====== Data for the task ======

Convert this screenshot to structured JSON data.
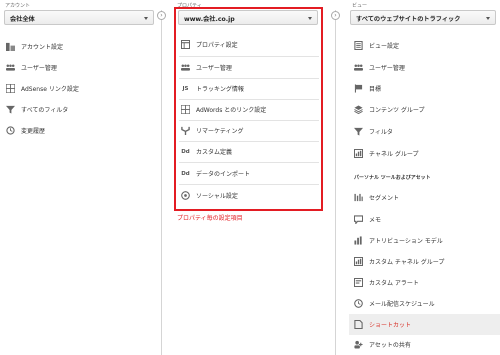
{
  "account": {
    "label": "アカウント",
    "select_value": "会社全体",
    "items": [
      {
        "label": "アカウント設定",
        "icon": "building-icon"
      },
      {
        "label": "ユーザー管理",
        "icon": "users-icon"
      },
      {
        "label": "AdSense リンク設定",
        "icon": "grid-icon"
      },
      {
        "label": "すべてのフィルタ",
        "icon": "filter-icon"
      },
      {
        "label": "変更履歴",
        "icon": "history-icon"
      }
    ]
  },
  "property": {
    "label": "プロパティ",
    "select_value": "www.会社.co.jp",
    "items": [
      {
        "label": "プロパティ設定",
        "icon": "window-icon"
      },
      {
        "label": "ユーザー管理",
        "icon": "users-icon"
      },
      {
        "label": "トラッキング情報",
        "icon": "js-icon",
        "glyph": "JS"
      },
      {
        "label": "AdWords とのリンク設定",
        "icon": "grid-icon"
      },
      {
        "label": "リマーケティング",
        "icon": "fork-icon"
      },
      {
        "label": "カスタム定義",
        "icon": "dd-icon",
        "glyph": "Dd"
      },
      {
        "label": "データのインポート",
        "icon": "dd-icon",
        "glyph": "Dd"
      },
      {
        "label": "ソーシャル設定",
        "icon": "social-icon"
      }
    ],
    "caption": "プロパティ毎の設定項目"
  },
  "view": {
    "label": "ビュー",
    "select_value": "すべてのウェブサイトのトラフィック",
    "items": [
      {
        "label": "ビュー設定",
        "icon": "document-icon"
      },
      {
        "label": "ユーザー管理",
        "icon": "users-icon"
      },
      {
        "label": "目標",
        "icon": "flag-icon"
      },
      {
        "label": "コンテンツ グループ",
        "icon": "stack-icon"
      },
      {
        "label": "フィルタ",
        "icon": "filter-icon"
      },
      {
        "label": "チャネル グループ",
        "icon": "channel-icon"
      }
    ],
    "section_heading": "パーソナル ツールおよびアセット",
    "personal_items": [
      {
        "label": "セグメント",
        "icon": "segment-icon"
      },
      {
        "label": "メモ",
        "icon": "memo-icon"
      },
      {
        "label": "アトリビューション モデル",
        "icon": "bars-icon"
      },
      {
        "label": "カスタム チャネル グループ",
        "icon": "channel-icon"
      },
      {
        "label": "カスタム アラート",
        "icon": "alert-icon"
      },
      {
        "label": "メール配信スケジュール",
        "icon": "clock-icon"
      },
      {
        "label": "ショートカット",
        "icon": "shortcut-icon",
        "active": true
      },
      {
        "label": "アセットの共有",
        "icon": "share-icon"
      }
    ]
  },
  "colors": {
    "highlight_red": "#e31c23",
    "active_item": "#d8332a"
  }
}
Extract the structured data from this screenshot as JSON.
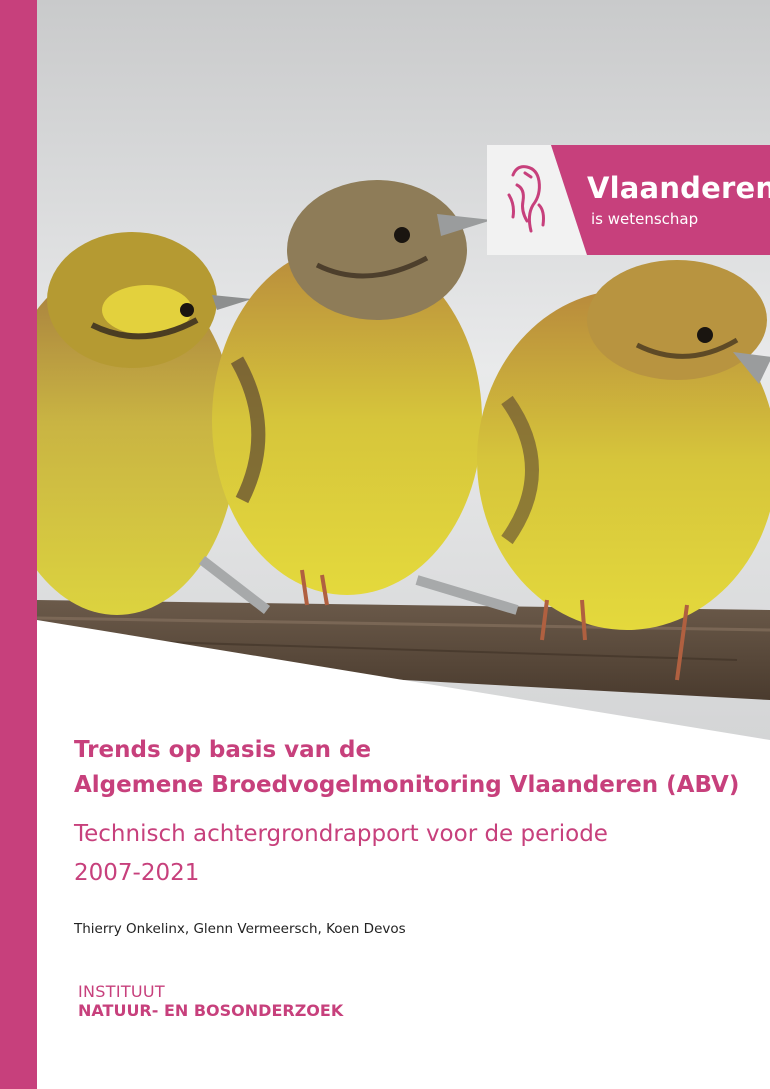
{
  "cover": {
    "colors": {
      "accent": "#c7407c",
      "text": "#222222",
      "background": "#ffffff"
    },
    "photo": {
      "description": "three yellowhammers perched on a wooden branch",
      "icon": "bird-photo"
    },
    "brand": {
      "name": "Vlaanderen",
      "tagline": "is wetenschap",
      "icon": "flemish-lion-icon"
    },
    "title_line1": "Trends op basis van de",
    "title_line2": "Algemene Broedvogelmonitoring Vlaanderen (ABV)",
    "subtitle_line1": "Technisch achtergrondrapport voor de periode",
    "subtitle_line2": "2007-2021",
    "authors": "Thierry Onkelinx, Glenn Vermeersch, Koen Devos",
    "institute_line1": "INSTITUUT",
    "institute_line2": "NATUUR- EN BOSONDERZOEK"
  }
}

======

• [Directions] The records above are to be restated exactly, without their pictures.

• [Completed exercise]
Convert this screenshot to structured JSON data.
{
  "account": {
    "label": "アカウント",
    "select_value": "会社全体",
    "items": [
      {
        "label": "アカウント設定",
        "icon": "building-icon"
      },
      {
        "label": "ユーザー管理",
        "icon": "users-icon"
      },
      {
        "label": "AdSense リンク設定",
        "icon": "grid-icon"
      },
      {
        "label": "すべてのフィルタ",
        "icon": "filter-icon"
      },
      {
        "label": "変更履歴",
        "icon": "history-icon"
      }
    ]
  },
  "property": {
    "label": "プロパティ",
    "select_value": "www.会社.co.jp",
    "items": [
      {
        "label": "プロパティ設定",
        "icon": "window-icon"
      },
      {
        "label": "ユーザー管理",
        "icon": "users-icon"
      },
      {
        "label": "トラッキング情報",
        "icon": "js-icon",
        "glyph": "JS"
      },
      {
        "label": "AdWords とのリンク設定",
        "icon": "grid-icon"
      },
      {
        "label": "リマーケティング",
        "icon": "fork-icon"
      },
      {
        "label": "カスタム定義",
        "icon": "dd-icon",
        "glyph": "Dd"
      },
      {
        "label": "データのインポート",
        "icon": "dd-icon",
        "glyph": "Dd"
      },
      {
        "label": "ソーシャル設定",
        "icon": "social-icon"
      }
    ],
    "caption": "プロパティ毎の設定項目"
  },
  "view": {
    "label": "ビュー",
    "select_value": "すべてのウェブサイトのトラフィック",
    "items": [
      {
        "label": "ビュー設定",
        "icon": "document-icon"
      },
      {
        "label": "ユーザー管理",
        "icon": "users-icon"
      },
      {
        "label": "目標",
        "icon": "flag-icon"
      },
      {
        "label": "コンテンツ グループ",
        "icon": "stack-icon"
      },
      {
        "label": "フィルタ",
        "icon": "filter-icon"
      },
      {
        "label": "チャネル グループ",
        "icon": "channel-icon"
      }
    ],
    "section_heading": "パーソナル ツールおよびアセット",
    "personal_items": [
      {
        "label": "セグメント",
        "icon": "segment-icon"
      },
      {
        "label": "メモ",
        "icon": "memo-icon"
      },
      {
        "label": "アトリビューション モデル",
        "icon": "bars-icon"
      },
      {
        "label": "カスタム チャネル グループ",
        "icon": "channel-icon"
      },
      {
        "label": "カスタム アラート",
        "icon": "alert-icon"
      },
      {
        "label": "メール配信スケジュール",
        "icon": "clock-icon"
      },
      {
        "label": "ショートカット",
        "icon": "shortcut-icon",
        "active": true
      },
      {
        "label": "アセットの共有",
        "icon": "share-icon"
      }
    ]
  },
  "colors": {
    "highlight_red": "#e31c23",
    "active_item": "#d8332a"
  }
}
Extract the structured data from this screenshot as JSON.
{
  "cover": {
    "colors": {
      "accent": "#c7407c",
      "text": "#222222",
      "background": "#ffffff"
    },
    "photo": {
      "description": "three yellowhammers perched on a wooden branch",
      "icon": "bird-photo"
    },
    "brand": {
      "name": "Vlaanderen",
      "tagline": "is wetenschap",
      "icon": "flemish-lion-icon"
    },
    "title_line1": "Trends op basis van de",
    "title_line2": "Algemene Broedvogelmonitoring Vlaanderen (ABV)",
    "subtitle_line1": "Technisch achtergrondrapport voor de periode",
    "subtitle_line2": "2007-2021",
    "authors": "Thierry Onkelinx, Glenn Vermeersch, Koen Devos",
    "institute_line1": "INSTITUUT",
    "institute_line2": "NATUUR- EN BOSONDERZOEK"
  }
}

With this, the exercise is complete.